TASK INPUT:
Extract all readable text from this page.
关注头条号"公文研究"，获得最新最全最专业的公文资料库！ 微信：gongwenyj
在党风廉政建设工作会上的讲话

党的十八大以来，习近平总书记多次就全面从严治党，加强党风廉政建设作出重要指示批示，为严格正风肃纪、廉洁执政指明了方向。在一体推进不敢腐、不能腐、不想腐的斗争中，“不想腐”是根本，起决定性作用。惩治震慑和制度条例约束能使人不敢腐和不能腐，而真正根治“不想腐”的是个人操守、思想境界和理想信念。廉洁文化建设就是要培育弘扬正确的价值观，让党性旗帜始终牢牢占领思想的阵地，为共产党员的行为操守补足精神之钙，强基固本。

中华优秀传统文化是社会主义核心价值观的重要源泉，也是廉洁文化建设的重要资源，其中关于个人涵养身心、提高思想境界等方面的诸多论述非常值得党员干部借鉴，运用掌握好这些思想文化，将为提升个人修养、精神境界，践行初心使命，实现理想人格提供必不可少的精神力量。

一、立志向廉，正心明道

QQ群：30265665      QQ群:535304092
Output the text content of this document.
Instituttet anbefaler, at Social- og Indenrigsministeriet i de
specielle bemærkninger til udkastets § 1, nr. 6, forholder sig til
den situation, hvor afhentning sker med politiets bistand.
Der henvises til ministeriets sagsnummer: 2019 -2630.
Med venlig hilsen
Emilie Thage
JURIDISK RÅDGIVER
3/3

TASK GOAL: Restate the data above word for word.

RESPONSE TO THIS TASK:
Extract all readable text from this page.
关注头条号"公文研究"，获得最新最全最专业的公文资料库！ 微信：gongwenyj
在党风廉政建设工作会上的讲话

党的十八大以来，习近平总书记多次就全面从严治党，加强党风廉政建设作出重要指示批示，为严格正风肃纪、廉洁执政指明了方向。在一体推进不敢腐、不能腐、不想腐的斗争中，“不想腐”是根本，起决定性作用。惩治震慑和制度条例约束能使人不敢腐和不能腐，而真正根治“不想腐”的是个人操守、思想境界和理想信念。廉洁文化建设就是要培育弘扬正确的价值观，让党性旗帜始终牢牢占领思想的阵地，为共产党员的行为操守补足精神之钙，强基固本。

中华优秀传统文化是社会主义核心价值观的重要源泉，也是廉洁文化建设的重要资源，其中关于个人涵养身心、提高思想境界等方面的诸多论述非常值得党员干部借鉴，运用掌握好这些思想文化，将为提升个人修养、精神境界，践行初心使命，实现理想人格提供必不可少的精神力量。

一、立志向廉，正心明道

QQ群：30265665      QQ群:535304092
Output the text content of this document.
Instituttet anbefaler, at Social- og Indenrigsministeriet i de
specielle bemærkninger til udkastets § 1, nr. 6, forholder sig til
den situation, hvor afhentning sker med politiets bistand.
Der henvises til ministeriets sagsnummer: 2019 -2630.
Med venlig hilsen
Emilie Thage
JURIDISK RÅDGIVER
3/3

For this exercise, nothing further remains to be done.